Stored items from a collection
>> start

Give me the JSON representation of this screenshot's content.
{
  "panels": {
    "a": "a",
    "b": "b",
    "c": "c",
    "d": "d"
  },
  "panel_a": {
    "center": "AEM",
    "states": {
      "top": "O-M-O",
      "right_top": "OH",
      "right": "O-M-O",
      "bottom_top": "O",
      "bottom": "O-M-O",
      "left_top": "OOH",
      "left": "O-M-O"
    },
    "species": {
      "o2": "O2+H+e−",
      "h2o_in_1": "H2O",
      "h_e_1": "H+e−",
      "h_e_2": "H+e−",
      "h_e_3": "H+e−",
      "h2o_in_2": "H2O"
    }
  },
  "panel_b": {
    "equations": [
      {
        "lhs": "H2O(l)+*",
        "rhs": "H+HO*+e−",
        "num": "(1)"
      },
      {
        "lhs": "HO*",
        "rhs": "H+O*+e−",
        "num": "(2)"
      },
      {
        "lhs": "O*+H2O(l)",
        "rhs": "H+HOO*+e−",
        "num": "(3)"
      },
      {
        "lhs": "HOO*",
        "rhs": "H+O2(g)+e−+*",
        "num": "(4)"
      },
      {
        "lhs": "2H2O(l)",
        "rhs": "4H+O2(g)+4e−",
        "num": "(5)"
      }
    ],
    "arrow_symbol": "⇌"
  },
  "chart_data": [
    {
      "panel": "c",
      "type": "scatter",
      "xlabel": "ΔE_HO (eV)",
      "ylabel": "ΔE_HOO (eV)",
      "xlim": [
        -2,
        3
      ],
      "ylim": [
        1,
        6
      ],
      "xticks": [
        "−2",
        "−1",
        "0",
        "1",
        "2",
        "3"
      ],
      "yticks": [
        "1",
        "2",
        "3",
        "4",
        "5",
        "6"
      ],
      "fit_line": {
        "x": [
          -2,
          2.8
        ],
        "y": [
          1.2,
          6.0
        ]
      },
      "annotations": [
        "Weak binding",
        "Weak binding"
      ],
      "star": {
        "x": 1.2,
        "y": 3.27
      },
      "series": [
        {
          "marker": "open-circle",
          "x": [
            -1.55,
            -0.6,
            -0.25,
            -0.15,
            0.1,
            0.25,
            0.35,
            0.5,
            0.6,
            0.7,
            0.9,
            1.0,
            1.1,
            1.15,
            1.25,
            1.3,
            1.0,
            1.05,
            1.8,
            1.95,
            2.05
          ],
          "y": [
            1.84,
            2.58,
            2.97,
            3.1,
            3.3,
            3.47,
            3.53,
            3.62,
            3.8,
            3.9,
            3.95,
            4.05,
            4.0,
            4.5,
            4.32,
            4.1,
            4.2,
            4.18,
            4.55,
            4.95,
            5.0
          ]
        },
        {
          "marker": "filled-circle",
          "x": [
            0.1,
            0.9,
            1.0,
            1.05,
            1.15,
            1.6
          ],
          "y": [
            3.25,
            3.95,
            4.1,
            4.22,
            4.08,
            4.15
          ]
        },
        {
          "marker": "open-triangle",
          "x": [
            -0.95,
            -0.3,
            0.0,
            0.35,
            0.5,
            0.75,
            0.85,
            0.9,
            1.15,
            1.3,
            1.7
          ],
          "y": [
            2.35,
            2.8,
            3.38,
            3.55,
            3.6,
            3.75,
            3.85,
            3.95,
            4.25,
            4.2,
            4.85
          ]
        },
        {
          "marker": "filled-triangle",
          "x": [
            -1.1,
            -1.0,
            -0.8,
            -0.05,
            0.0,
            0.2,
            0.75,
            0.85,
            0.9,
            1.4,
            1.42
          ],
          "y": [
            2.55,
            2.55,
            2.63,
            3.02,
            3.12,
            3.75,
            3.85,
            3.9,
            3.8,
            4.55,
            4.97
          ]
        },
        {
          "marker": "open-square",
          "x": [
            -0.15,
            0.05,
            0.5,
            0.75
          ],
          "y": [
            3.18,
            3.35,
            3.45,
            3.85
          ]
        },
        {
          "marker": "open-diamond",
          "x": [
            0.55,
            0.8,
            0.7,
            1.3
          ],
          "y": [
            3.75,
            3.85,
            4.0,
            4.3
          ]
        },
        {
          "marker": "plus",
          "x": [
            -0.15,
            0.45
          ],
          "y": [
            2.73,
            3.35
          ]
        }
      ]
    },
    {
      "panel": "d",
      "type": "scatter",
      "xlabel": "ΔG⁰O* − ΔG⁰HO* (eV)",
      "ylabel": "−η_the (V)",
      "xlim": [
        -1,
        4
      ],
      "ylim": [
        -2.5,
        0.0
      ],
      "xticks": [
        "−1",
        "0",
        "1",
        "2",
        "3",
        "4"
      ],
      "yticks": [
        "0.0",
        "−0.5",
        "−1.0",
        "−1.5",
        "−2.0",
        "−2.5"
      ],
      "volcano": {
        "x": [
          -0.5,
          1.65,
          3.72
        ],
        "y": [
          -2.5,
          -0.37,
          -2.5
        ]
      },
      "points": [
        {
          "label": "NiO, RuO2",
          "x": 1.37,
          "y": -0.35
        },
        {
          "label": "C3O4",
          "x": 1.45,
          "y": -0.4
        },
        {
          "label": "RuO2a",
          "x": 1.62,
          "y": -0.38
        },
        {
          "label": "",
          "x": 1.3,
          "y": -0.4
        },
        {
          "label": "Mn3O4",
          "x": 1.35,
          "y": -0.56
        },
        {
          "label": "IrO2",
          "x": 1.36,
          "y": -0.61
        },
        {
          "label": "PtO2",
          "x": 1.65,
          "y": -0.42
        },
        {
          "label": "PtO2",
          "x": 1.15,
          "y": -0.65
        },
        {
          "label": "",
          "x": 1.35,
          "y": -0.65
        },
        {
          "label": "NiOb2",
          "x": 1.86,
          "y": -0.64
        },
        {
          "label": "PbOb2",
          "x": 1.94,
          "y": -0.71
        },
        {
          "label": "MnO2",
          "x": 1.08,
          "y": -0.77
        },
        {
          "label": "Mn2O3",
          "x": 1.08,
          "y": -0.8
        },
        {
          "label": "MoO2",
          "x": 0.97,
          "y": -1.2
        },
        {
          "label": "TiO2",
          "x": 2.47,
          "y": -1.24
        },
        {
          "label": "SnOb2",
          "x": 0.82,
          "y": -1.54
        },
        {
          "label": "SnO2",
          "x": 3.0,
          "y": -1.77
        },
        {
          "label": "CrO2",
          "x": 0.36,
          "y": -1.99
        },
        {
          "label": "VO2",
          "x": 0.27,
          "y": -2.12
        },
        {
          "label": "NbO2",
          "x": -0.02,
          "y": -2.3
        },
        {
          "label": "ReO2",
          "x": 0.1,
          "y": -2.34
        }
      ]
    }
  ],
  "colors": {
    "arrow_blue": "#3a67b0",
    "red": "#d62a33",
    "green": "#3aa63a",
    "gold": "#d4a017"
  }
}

>> end

Exercise brief
Output the records above in their entirety, exactly.

Solution to the exercise
Give me the JSON representation of this screenshot's content.
{
  "panels": {
    "a": "a",
    "b": "b",
    "c": "c",
    "d": "d"
  },
  "panel_a": {
    "center": "AEM",
    "states": {
      "top": "O-M-O",
      "right_top": "OH",
      "right": "O-M-O",
      "bottom_top": "O",
      "bottom": "O-M-O",
      "left_top": "OOH",
      "left": "O-M-O"
    },
    "species": {
      "o2": "O2+H+e−",
      "h2o_in_1": "H2O",
      "h_e_1": "H+e−",
      "h_e_2": "H+e−",
      "h_e_3": "H+e−",
      "h2o_in_2": "H2O"
    }
  },
  "panel_b": {
    "equations": [
      {
        "lhs": "H2O(l)+*",
        "rhs": "H+HO*+e−",
        "num": "(1)"
      },
      {
        "lhs": "HO*",
        "rhs": "H+O*+e−",
        "num": "(2)"
      },
      {
        "lhs": "O*+H2O(l)",
        "rhs": "H+HOO*+e−",
        "num": "(3)"
      },
      {
        "lhs": "HOO*",
        "rhs": "H+O2(g)+e−+*",
        "num": "(4)"
      },
      {
        "lhs": "2H2O(l)",
        "rhs": "4H+O2(g)+4e−",
        "num": "(5)"
      }
    ],
    "arrow_symbol": "⇌"
  },
  "chart_data": [
    {
      "panel": "c",
      "type": "scatter",
      "xlabel": "ΔE_HO (eV)",
      "ylabel": "ΔE_HOO (eV)",
      "xlim": [
        -2,
        3
      ],
      "ylim": [
        1,
        6
      ],
      "xticks": [
        "−2",
        "−1",
        "0",
        "1",
        "2",
        "3"
      ],
      "yticks": [
        "1",
        "2",
        "3",
        "4",
        "5",
        "6"
      ],
      "fit_line": {
        "x": [
          -2,
          2.8
        ],
        "y": [
          1.2,
          6.0
        ]
      },
      "annotations": [
        "Weak binding",
        "Weak binding"
      ],
      "star": {
        "x": 1.2,
        "y": 3.27
      },
      "series": [
        {
          "marker": "open-circle",
          "x": [
            -1.55,
            -0.6,
            -0.25,
            -0.15,
            0.1,
            0.25,
            0.35,
            0.5,
            0.6,
            0.7,
            0.9,
            1.0,
            1.1,
            1.15,
            1.25,
            1.3,
            1.0,
            1.05,
            1.8,
            1.95,
            2.05
          ],
          "y": [
            1.84,
            2.58,
            2.97,
            3.1,
            3.3,
            3.47,
            3.53,
            3.62,
            3.8,
            3.9,
            3.95,
            4.05,
            4.0,
            4.5,
            4.32,
            4.1,
            4.2,
            4.18,
            4.55,
            4.95,
            5.0
          ]
        },
        {
          "marker": "filled-circle",
          "x": [
            0.1,
            0.9,
            1.0,
            1.05,
            1.15,
            1.6
          ],
          "y": [
            3.25,
            3.95,
            4.1,
            4.22,
            4.08,
            4.15
          ]
        },
        {
          "marker": "open-triangle",
          "x": [
            -0.95,
            -0.3,
            0.0,
            0.35,
            0.5,
            0.75,
            0.85,
            0.9,
            1.15,
            1.3,
            1.7
          ],
          "y": [
            2.35,
            2.8,
            3.38,
            3.55,
            3.6,
            3.75,
            3.85,
            3.95,
            4.25,
            4.2,
            4.85
          ]
        },
        {
          "marker": "filled-triangle",
          "x": [
            -1.1,
            -1.0,
            -0.8,
            -0.05,
            0.0,
            0.2,
            0.75,
            0.85,
            0.9,
            1.4,
            1.42
          ],
          "y": [
            2.55,
            2.55,
            2.63,
            3.02,
            3.12,
            3.75,
            3.85,
            3.9,
            3.8,
            4.55,
            4.97
          ]
        },
        {
          "marker": "open-square",
          "x": [
            -0.15,
            0.05,
            0.5,
            0.75
          ],
          "y": [
            3.18,
            3.35,
            3.45,
            3.85
          ]
        },
        {
          "marker": "open-diamond",
          "x": [
            0.55,
            0.8,
            0.7,
            1.3
          ],
          "y": [
            3.75,
            3.85,
            4.0,
            4.3
          ]
        },
        {
          "marker": "plus",
          "x": [
            -0.15,
            0.45
          ],
          "y": [
            2.73,
            3.35
          ]
        }
      ]
    },
    {
      "panel": "d",
      "type": "scatter",
      "xlabel": "ΔG⁰O* − ΔG⁰HO* (eV)",
      "ylabel": "−η_the (V)",
      "xlim": [
        -1,
        4
      ],
      "ylim": [
        -2.5,
        0.0
      ],
      "xticks": [
        "−1",
        "0",
        "1",
        "2",
        "3",
        "4"
      ],
      "yticks": [
        "0.0",
        "−0.5",
        "−1.0",
        "−1.5",
        "−2.0",
        "−2.5"
      ],
      "volcano": {
        "x": [
          -0.5,
          1.65,
          3.72
        ],
        "y": [
          -2.5,
          -0.37,
          -2.5
        ]
      },
      "points": [
        {
          "label": "NiO, RuO2",
          "x": 1.37,
          "y": -0.35
        },
        {
          "label": "C3O4",
          "x": 1.45,
          "y": -0.4
        },
        {
          "label": "RuO2a",
          "x": 1.62,
          "y": -0.38
        },
        {
          "label": "",
          "x": 1.3,
          "y": -0.4
        },
        {
          "label": "Mn3O4",
          "x": 1.35,
          "y": -0.56
        },
        {
          "label": "IrO2",
          "x": 1.36,
          "y": -0.61
        },
        {
          "label": "PtO2",
          "x": 1.65,
          "y": -0.42
        },
        {
          "label": "PtO2",
          "x": 1.15,
          "y": -0.65
        },
        {
          "label": "",
          "x": 1.35,
          "y": -0.65
        },
        {
          "label": "NiOb2",
          "x": 1.86,
          "y": -0.64
        },
        {
          "label": "PbOb2",
          "x": 1.94,
          "y": -0.71
        },
        {
          "label": "MnO2",
          "x": 1.08,
          "y": -0.77
        },
        {
          "label": "Mn2O3",
          "x": 1.08,
          "y": -0.8
        },
        {
          "label": "MoO2",
          "x": 0.97,
          "y": -1.2
        },
        {
          "label": "TiO2",
          "x": 2.47,
          "y": -1.24
        },
        {
          "label": "SnOb2",
          "x": 0.82,
          "y": -1.54
        },
        {
          "label": "SnO2",
          "x": 3.0,
          "y": -1.77
        },
        {
          "label": "CrO2",
          "x": 0.36,
          "y": -1.99
        },
        {
          "label": "VO2",
          "x": 0.27,
          "y": -2.12
        },
        {
          "label": "NbO2",
          "x": -0.02,
          "y": -2.3
        },
        {
          "label": "ReO2",
          "x": 0.1,
          "y": -2.34
        }
      ]
    }
  ],
  "colors": {
    "arrow_blue": "#3a67b0",
    "red": "#d62a33",
    "green": "#3aa63a",
    "gold": "#d4a017"
  }
}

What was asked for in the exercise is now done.